■ Task description:
Below is a set of records; print all of them exactly as written.

════════════════════

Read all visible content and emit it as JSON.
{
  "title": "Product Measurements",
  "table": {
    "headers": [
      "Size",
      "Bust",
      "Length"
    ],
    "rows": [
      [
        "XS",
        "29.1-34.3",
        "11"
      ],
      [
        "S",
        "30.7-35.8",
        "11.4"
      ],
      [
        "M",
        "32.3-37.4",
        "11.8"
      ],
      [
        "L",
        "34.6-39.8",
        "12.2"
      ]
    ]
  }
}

════════════════════

■ Solution below:
Read all visible content and emit it as JSON.
{
  "title": "Product Measurements",
  "table": {
    "headers": [
      "Size",
      "Bust",
      "Length"
    ],
    "rows": [
      [
        "XS",
        "29.1-34.3",
        "11"
      ],
      [
        "S",
        "30.7-35.8",
        "11.4"
      ],
      [
        "M",
        "32.3-37.4",
        "11.8"
      ],
      [
        "L",
        "34.6-39.8",
        "12.2"
      ]
    ]
  }
}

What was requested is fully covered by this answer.